[begin SOURCE]
Rights

Draconian Laws, Trumped-Up Charges: In India, 2020 Was a Year of Crushing Dissent

The year, which kicked off with countrywide protests and riots in the capital, saw personal liberties take a big hit with anti-terror and defamation laws being used routinely to silence dissenters and human rights defenders.

Mumbai: Disproportionate application of draconian laws, divisive media reporting and jail terms for students and activists were some of the main highlights of 2020. Almost every month this year, several activists and academics have been either arrested or booked under counter-terrorism law, sedition and other laws, for merely expressing their discontent against the current dispensation.

There has been a clear pattern at play. In states where the Bhartiya Janata Party (BJP) is in power, the local police worked overtime profiling and targeting critical voices. In other states, central agencies like the National Investigations Agency (NIA) and the Enforcement Directorate (ED) and the Central Bureau of Investigation (CBI) were deployed.

On December 12, 2019, the Narendra Modi administration passed the discriminatory Citizenship (Amendment) Act. This was met with country-wide protests led primarily by university students and common citizens. The protests that began last December spilled over the most part of 2020. The communally charged atmosphere was further fanned, leading to an outbreak of full-fledged communal violence targeting the Muslims of North Delhi. At least 53 people, a majority of them Muslims, lost their lives in the deadly violence. Scores were severely injured.
[end SOURCE]
[begin DATA PROVIDED]
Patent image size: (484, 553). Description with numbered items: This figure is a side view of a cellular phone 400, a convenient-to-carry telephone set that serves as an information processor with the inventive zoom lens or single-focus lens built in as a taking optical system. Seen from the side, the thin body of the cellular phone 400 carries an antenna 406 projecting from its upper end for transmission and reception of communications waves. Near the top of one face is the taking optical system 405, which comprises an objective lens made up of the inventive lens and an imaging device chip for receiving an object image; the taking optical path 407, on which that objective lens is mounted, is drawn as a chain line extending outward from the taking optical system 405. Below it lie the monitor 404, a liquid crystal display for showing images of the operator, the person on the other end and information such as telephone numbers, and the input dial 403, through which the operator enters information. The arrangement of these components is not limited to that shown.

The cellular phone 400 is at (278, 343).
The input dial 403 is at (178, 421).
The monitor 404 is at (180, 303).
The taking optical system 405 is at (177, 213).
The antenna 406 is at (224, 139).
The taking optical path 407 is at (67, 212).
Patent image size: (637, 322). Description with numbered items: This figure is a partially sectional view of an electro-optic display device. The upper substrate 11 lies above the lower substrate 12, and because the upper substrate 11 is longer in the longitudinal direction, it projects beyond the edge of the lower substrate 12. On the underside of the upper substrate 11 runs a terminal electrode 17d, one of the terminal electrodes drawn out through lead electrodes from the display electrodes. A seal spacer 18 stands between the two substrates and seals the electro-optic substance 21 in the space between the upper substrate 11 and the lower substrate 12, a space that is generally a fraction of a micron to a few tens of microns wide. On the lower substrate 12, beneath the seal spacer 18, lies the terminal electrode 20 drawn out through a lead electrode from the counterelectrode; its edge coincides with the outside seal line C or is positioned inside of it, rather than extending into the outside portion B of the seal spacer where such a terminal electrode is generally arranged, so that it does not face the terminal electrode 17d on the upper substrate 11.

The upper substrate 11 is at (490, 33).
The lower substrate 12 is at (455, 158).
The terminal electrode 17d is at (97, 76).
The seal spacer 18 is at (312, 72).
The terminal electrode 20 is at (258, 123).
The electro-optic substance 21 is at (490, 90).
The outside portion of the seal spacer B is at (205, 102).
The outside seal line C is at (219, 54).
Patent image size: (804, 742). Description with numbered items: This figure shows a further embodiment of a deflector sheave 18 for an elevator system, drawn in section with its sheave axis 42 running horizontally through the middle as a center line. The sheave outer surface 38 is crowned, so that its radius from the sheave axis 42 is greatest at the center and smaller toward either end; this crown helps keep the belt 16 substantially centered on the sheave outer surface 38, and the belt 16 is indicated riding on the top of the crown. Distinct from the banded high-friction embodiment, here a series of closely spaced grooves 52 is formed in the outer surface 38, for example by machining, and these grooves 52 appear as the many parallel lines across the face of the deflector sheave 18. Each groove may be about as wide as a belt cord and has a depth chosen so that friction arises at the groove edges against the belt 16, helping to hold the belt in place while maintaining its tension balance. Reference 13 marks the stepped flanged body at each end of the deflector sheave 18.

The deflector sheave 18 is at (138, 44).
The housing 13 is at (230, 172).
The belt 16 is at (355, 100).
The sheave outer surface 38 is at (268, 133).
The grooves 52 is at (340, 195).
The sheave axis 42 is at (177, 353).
[end DATA PROVIDED]
[begin DATA PROVIDED]
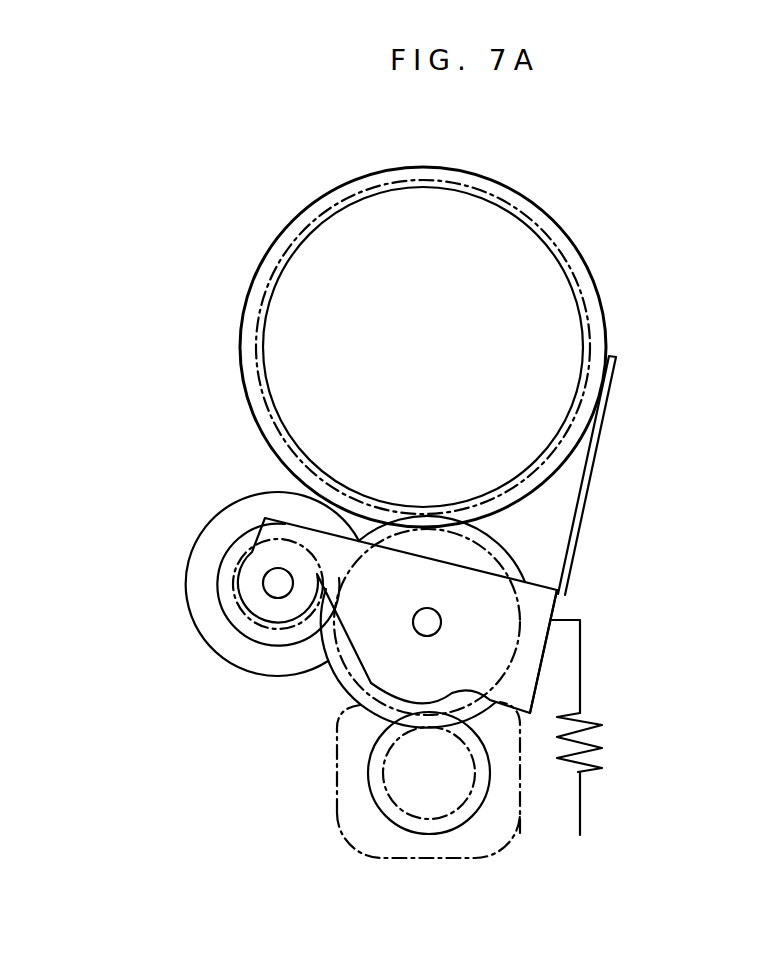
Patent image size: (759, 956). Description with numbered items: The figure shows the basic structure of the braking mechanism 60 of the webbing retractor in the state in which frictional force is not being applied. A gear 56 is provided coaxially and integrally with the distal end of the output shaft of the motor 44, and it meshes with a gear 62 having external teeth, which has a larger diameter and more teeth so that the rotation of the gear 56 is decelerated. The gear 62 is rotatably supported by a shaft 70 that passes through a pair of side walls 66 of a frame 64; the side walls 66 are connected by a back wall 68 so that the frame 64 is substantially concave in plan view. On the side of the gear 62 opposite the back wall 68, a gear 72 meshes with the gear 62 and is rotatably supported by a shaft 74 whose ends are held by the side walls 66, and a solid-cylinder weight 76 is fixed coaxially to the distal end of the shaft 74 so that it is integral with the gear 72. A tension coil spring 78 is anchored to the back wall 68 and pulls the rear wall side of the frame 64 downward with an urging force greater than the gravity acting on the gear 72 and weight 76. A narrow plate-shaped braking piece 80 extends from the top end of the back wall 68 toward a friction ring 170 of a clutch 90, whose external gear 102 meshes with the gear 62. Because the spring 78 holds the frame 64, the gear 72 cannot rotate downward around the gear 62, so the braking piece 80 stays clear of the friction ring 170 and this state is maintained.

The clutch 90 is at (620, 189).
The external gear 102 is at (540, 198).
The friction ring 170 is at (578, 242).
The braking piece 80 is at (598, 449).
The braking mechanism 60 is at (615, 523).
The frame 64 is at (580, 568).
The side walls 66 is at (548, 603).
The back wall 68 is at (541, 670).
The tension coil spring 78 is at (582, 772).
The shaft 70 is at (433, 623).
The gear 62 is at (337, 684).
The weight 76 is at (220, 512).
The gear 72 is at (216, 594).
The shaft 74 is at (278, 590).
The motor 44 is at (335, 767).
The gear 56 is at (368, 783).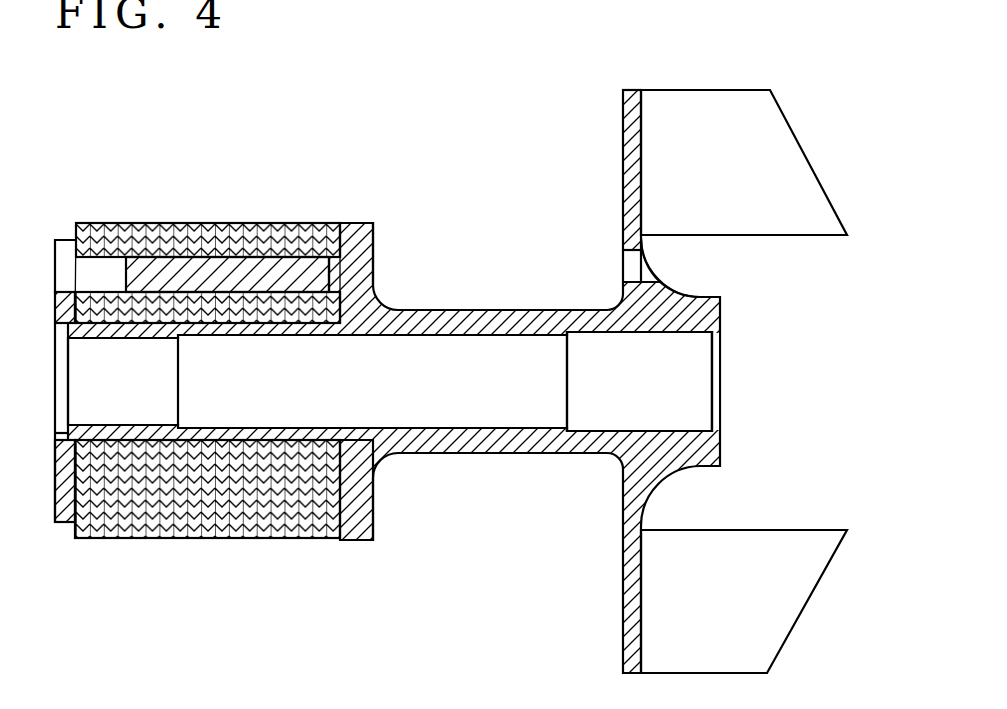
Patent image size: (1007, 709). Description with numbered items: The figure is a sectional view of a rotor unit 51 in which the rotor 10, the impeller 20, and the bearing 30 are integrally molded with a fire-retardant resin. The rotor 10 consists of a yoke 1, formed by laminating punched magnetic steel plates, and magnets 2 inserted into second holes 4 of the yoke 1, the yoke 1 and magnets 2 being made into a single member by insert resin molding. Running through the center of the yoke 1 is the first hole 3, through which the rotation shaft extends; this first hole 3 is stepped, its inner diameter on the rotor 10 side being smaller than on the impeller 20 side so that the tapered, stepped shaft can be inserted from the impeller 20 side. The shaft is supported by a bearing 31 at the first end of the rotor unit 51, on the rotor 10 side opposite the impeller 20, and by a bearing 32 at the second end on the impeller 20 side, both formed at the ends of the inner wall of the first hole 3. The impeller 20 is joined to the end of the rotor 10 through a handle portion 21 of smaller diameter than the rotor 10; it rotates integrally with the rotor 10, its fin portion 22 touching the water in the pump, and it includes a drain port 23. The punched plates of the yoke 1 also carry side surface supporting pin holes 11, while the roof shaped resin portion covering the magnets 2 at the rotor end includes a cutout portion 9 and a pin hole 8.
[end DATA PROVIDED]
DIRECTIONS — Reproduce the passage of the article on dissent in India in 2020 that begins at the words "Draconian Laws, Trumped-Up" and stops after the words "human rights defenders.".

TASK RESPONSE —
Draconian Laws, Trumped-Up Charges: In India, 2020 Was a Year of Crushing Dissent

The year, which kicked off with countrywide protests and riots in the capital, saw personal liberties take a big hit with anti-terror and defamation laws being used routinely to silence dissenters and human rights defenders.